Dataset rows >>
Start

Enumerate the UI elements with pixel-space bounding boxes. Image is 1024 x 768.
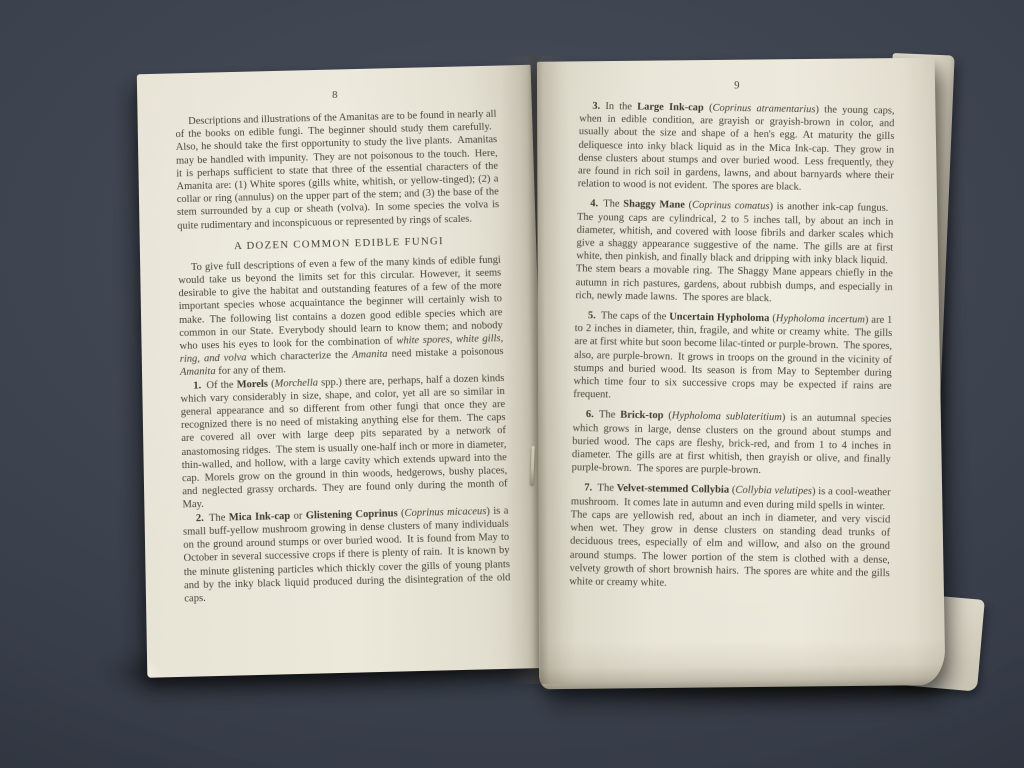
paragraph: 1. Of the Morels (Morchella spp.) there … bbox=[180, 372, 508, 512]
paragraph: 4. The Shaggy Mane (Coprinus comatus) is… bbox=[575, 197, 893, 307]
left-page-content: 8 Descriptions and illustrations of the … bbox=[137, 65, 550, 678]
photo-scene: 8 Descriptions and illustrations of the … bbox=[0, 0, 1024, 768]
right-page: 9 3. In the Large Ink-cap (Coprinus atra… bbox=[537, 58, 946, 690]
section-heading: A DOZEN COMMON EDIBLE FUNGI bbox=[178, 234, 501, 254]
page-number-left: 8 bbox=[175, 85, 496, 105]
paragraph: Descriptions and illustrations of the Am… bbox=[175, 108, 500, 233]
paragraph: 2. The Mica Ink-cap or Glistening Coprin… bbox=[183, 504, 511, 606]
left-page-text: Descriptions and illustrations of the Am… bbox=[175, 108, 511, 606]
left-page: 8 Descriptions and illustrations of the … bbox=[137, 65, 550, 678]
paragraph: 5. The caps of the Uncertain Hypholoma (… bbox=[573, 309, 892, 406]
paragraph: To give full descriptions of even a few … bbox=[178, 253, 504, 379]
right-page-content: 9 3. In the Large Ink-cap (Coprinus atra… bbox=[537, 59, 935, 689]
paragraph: 7. The Velvet-stemmed Collybia (Collybia… bbox=[569, 482, 891, 594]
right-page-text: 3. In the Large Ink-cap (Coprinus atrame… bbox=[569, 100, 894, 594]
page-number-right: 9 bbox=[580, 77, 895, 94]
paragraph: 6. The Brick-top (Hypholoma sublateritiu… bbox=[572, 408, 892, 479]
paragraph: 3. In the Large Ink-cap (Coprinus atrame… bbox=[578, 100, 895, 196]
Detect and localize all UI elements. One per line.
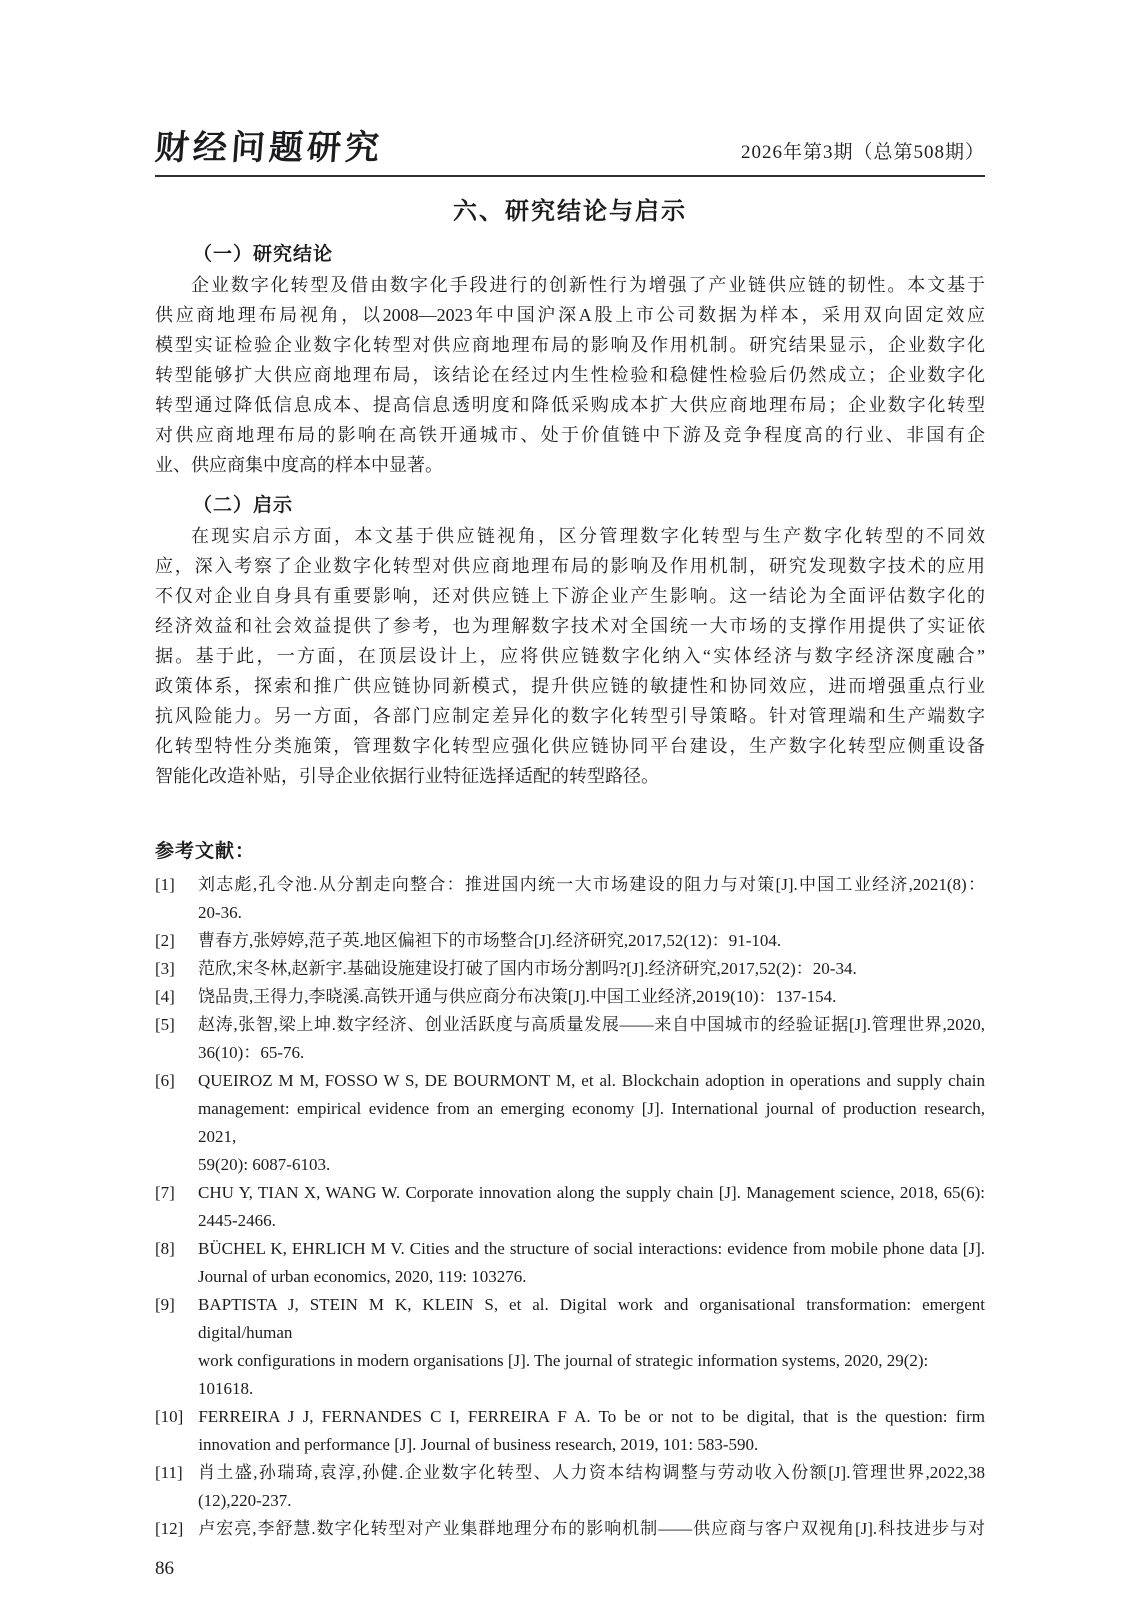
masthead: 财经问题研究 2026年第3期（总第508期） xyxy=(155,128,985,177)
reference-line: BAPTISTA J, STEIN M K, KLEIN S, et al. D… xyxy=(198,1291,985,1347)
reference-line: 范欣,宋冬林,赵新宇.基础设施建设打破了国内市场分割吗?[J].经济研究,201… xyxy=(198,955,985,983)
reference-line: innovation and performance [J]. Journal … xyxy=(198,1431,985,1459)
paragraph-line: 经济效益和社会效益提供了参考，也为理解数字技术对全国统一大市场的支撑作用提供了实… xyxy=(155,611,985,641)
paragraph-line: 转型通过降低信息成本、提高信息透明度和降低采购成本扩大供应商地理布局；企业数字化… xyxy=(155,390,985,420)
paragraph-line: 抗风险能力。另一方面，各部门应制定差异化的数字化转型引导策略。针对管理端和生产端… xyxy=(155,701,985,731)
reference-line: work configurations in modern organisati… xyxy=(198,1347,985,1403)
issue-info: 2026年第3期（总第508期） xyxy=(741,138,985,168)
page-number: 86 xyxy=(155,1555,985,1583)
references-heading: 参考文献： xyxy=(155,837,985,867)
paragraph-line: 转型能够扩大供应商地理布局，该结论在经过内生性检验和稳健性检验后仍然成立；企业数… xyxy=(155,360,985,390)
reference-line: BÜCHEL K, EHRLICH M V. Cities and the st… xyxy=(198,1235,985,1263)
reference-item: [10] FERREIRA J J, FERNANDES C I, FERREI… xyxy=(155,1403,985,1459)
paragraph-line: 模型实证检验企业数字化转型对供应商地理布局的影响及作用机制。研究结果显示，企业数… xyxy=(155,330,985,360)
reference-item: [12] 卢宏亮,李舒慧.数字化转型对产业集群地理分布的影响机制——供应商与客户… xyxy=(155,1515,985,1543)
paragraph-line: 智能化改造补贴，引导企业依据行业特征选择适配的转型路径。 xyxy=(155,761,985,791)
reference-item: [3] 范欣,宋冬林,赵新宇.基础设施建设打破了国内市场分割吗?[J].经济研究… xyxy=(155,955,985,983)
reference-line: FERREIRA J J, FERNANDES C I, FERREIRA F … xyxy=(198,1403,985,1431)
reference-line: 36(10)：65-76. xyxy=(198,1039,985,1067)
paragraph-conclusions: 企业数字化转型及借由数字化手段进行的创新性行为增强了产业链供应链的韧性。本文基于… xyxy=(155,270,985,480)
reference-label: [1] xyxy=(155,871,183,927)
reference-label: [11] xyxy=(155,1459,183,1515)
subsection-heading-2: （二）启示 xyxy=(155,491,985,521)
reference-item: [4] 饶品贵,王得力,李晓溪.高铁开通与供应商分布决策[J].中国工业经济,2… xyxy=(155,983,985,1011)
reference-line: 饶品贵,王得力,李晓溪.高铁开通与供应商分布决策[J].中国工业经济,2019(… xyxy=(198,983,985,1011)
reference-line: 2445-2466. xyxy=(198,1207,985,1235)
reference-label: [2] xyxy=(155,927,183,955)
reference-label: [6] xyxy=(155,1067,183,1179)
reference-label: [8] xyxy=(155,1235,183,1291)
paragraph-line: 供应商地理布局视角，以2008—2023年中国沪深A股上市公司数据为样本，采用双… xyxy=(155,300,985,330)
subsection-heading-1: （一）研究结论 xyxy=(155,240,985,270)
reference-line: 肖土盛,孙瑞琦,袁淳,孙健.企业数字化转型、人力资本结构调整与劳动收入份额[J]… xyxy=(198,1459,985,1487)
reference-line: 59(20): 6087-6103. xyxy=(198,1151,985,1179)
reference-line: (12),220-237. xyxy=(198,1487,985,1515)
paragraph-implications: 在现实启示方面，本文基于供应链视角，区分管理数字化转型与生产数字化转型的不同效 … xyxy=(155,521,985,791)
paragraph-line: 业、供应商集中度高的样本中显著。 xyxy=(155,450,985,480)
reference-item: [5] 赵涛,张智,梁上坤.数字经济、创业活跃度与高质量发展——来自中国城市的经… xyxy=(155,1011,985,1067)
reference-item: [1] 刘志彪,孔令池.从分割走向整合：推进国内统一大市场建设的阻力与对策[J]… xyxy=(155,871,985,927)
reference-line: 曹春方,张婷婷,范子英.地区偏袒下的市场整合[J].经济研究,2017,52(1… xyxy=(198,927,985,955)
paragraph-line: 不仅对企业自身具有重要影响，还对供应链上下游企业产生影响。这一结论为全面评估数字… xyxy=(155,581,985,611)
paragraph-line: 政策体系，探索和推广供应链协同新模式，提升供应链的敏捷性和协同效应，进而增强重点… xyxy=(155,671,985,701)
paragraph-line: 对供应商地理布局的影响在高铁开通城市、处于价值链中下游及竞争程度高的行业、非国有… xyxy=(155,420,985,450)
section-title: 六、研究结论与启示 xyxy=(155,195,985,229)
reference-line: Journal of urban economics, 2020, 119: 1… xyxy=(198,1263,985,1291)
reference-item: [11] 肖土盛,孙瑞琦,袁淳,孙健.企业数字化转型、人力资本结构调整与劳动收入… xyxy=(155,1459,985,1515)
journal-page: 财经问题研究 2026年第3期（总第508期） 六、研究结论与启示 （一）研究结… xyxy=(0,0,1140,1600)
reference-label: [10] xyxy=(155,1403,183,1459)
paragraph-line: 企业数字化转型及借由数字化手段进行的创新性行为增强了产业链供应链的韧性。本文基于 xyxy=(155,270,985,300)
reference-item: [6] QUEIROZ M M, FOSSO W S, DE BOURMONT … xyxy=(155,1067,985,1179)
reference-line: QUEIROZ M M, FOSSO W S, DE BOURMONT M, e… xyxy=(198,1067,985,1095)
reference-line: CHU Y, TIAN X, WANG W. Corporate innovat… xyxy=(198,1179,985,1207)
reference-label: [3] xyxy=(155,955,183,983)
paragraph-line: 据。基于此，一方面，在顶层设计上，应将供应链数字化纳入“实体经济与数字经济深度融… xyxy=(155,641,985,671)
reference-label: [9] xyxy=(155,1291,183,1403)
paragraph-line: 在现实启示方面，本文基于供应链视角，区分管理数字化转型与生产数字化转型的不同效 xyxy=(155,521,985,551)
paragraph-line: 应，深入考察了企业数字化转型对供应商地理布局的影响及作用机制，研究发现数字技术的… xyxy=(155,551,985,581)
reference-item: [2] 曹春方,张婷婷,范子英.地区偏袒下的市场整合[J].经济研究,2017,… xyxy=(155,927,985,955)
references-list: [1] 刘志彪,孔令池.从分割走向整合：推进国内统一大市场建设的阻力与对策[J]… xyxy=(155,871,985,1543)
reference-label: [7] xyxy=(155,1179,183,1235)
reference-item: [7] CHU Y, TIAN X, WANG W. Corporate inn… xyxy=(155,1179,985,1235)
reference-line: 赵涛,张智,梁上坤.数字经济、创业活跃度与高质量发展——来自中国城市的经验证据[… xyxy=(198,1011,985,1039)
reference-label: [4] xyxy=(155,983,183,1011)
reference-line: 卢宏亮,李舒慧.数字化转型对产业集群地理分布的影响机制——供应商与客户双视角[J… xyxy=(198,1515,985,1543)
reference-label: [5] xyxy=(155,1011,183,1067)
reference-line: management: empirical evidence from an e… xyxy=(198,1095,985,1151)
reference-label: [12] xyxy=(155,1515,183,1543)
journal-logo: 财经问题研究 xyxy=(154,128,385,168)
paragraph-line: 化转型特性分类施策，管理数字化转型应强化供应链协同平台建设，生产数字化转型应侧重… xyxy=(155,731,985,761)
reference-item: [9] BAPTISTA J, STEIN M K, KLEIN S, et a… xyxy=(155,1291,985,1403)
reference-line: 刘志彪,孔令池.从分割走向整合：推进国内统一大市场建设的阻力与对策[J].中国工… xyxy=(198,871,985,899)
reference-item: [8] BÜCHEL K, EHRLICH M V. Cities and th… xyxy=(155,1235,985,1291)
reference-line: 20-36. xyxy=(198,899,985,927)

End

PROBLEM >> Please rewrite the records from the very start through the line containing "Detect and localize", both included, with "bbox" swapped for "box" everywhere and nothing else altered. Give only those lines and omit the pictures.

TASK SOLUTION >>
Enumerate the UI elements with pixel-space bounding boxes. Image is 1024 x 768.
paragraph: 1. Of the Morels (Morchella spp.) there … box=[180, 372, 508, 512]
paragraph: 4. The Shaggy Mane (Coprinus comatus) is… box=[575, 197, 893, 307]
left-page-content: 8 Descriptions and illustrations of the … box=[137, 65, 550, 678]
photo-scene: 8 Descriptions and illustrations of the … box=[0, 0, 1024, 768]
right-page: 9 3. In the Large Ink-cap (Coprinus atra… box=[537, 58, 946, 690]
section-heading: A DOZEN COMMON EDIBLE FUNGI box=[178, 234, 501, 254]
page-number-left: 8 box=[175, 85, 496, 105]
paragraph: Descriptions and illustrations of the Am… box=[175, 108, 500, 233]
paragraph: 2. The Mica Ink-cap or Glistening Coprin… box=[183, 504, 511, 606]
left-page-text: Descriptions and illustrations of the Am… box=[175, 108, 511, 606]
left-page: 8 Descriptions and illustrations of the … box=[137, 65, 550, 678]
paragraph: 5. The caps of the Uncertain Hypholoma (… box=[573, 309, 892, 406]
paragraph: To give full descriptions of even a few … box=[178, 253, 504, 379]
right-page-content: 9 3. In the Large Ink-cap (Coprinus atra… box=[537, 59, 935, 689]
paragraph: 7. The Velvet-stemmed Collybia (Collybia… box=[569, 482, 891, 594]
right-page-text: 3. In the Large Ink-cap (Coprinus atrame… box=[569, 100, 894, 594]
page-number-right: 9 box=[580, 77, 895, 94]
paragraph: 6. The Brick-top (Hypholoma sublateritiu… box=[572, 408, 892, 479]
paragraph: 3. In the Large Ink-cap (Coprinus atrame… box=[578, 100, 895, 196]
Detect and localize all UI elements. One per line.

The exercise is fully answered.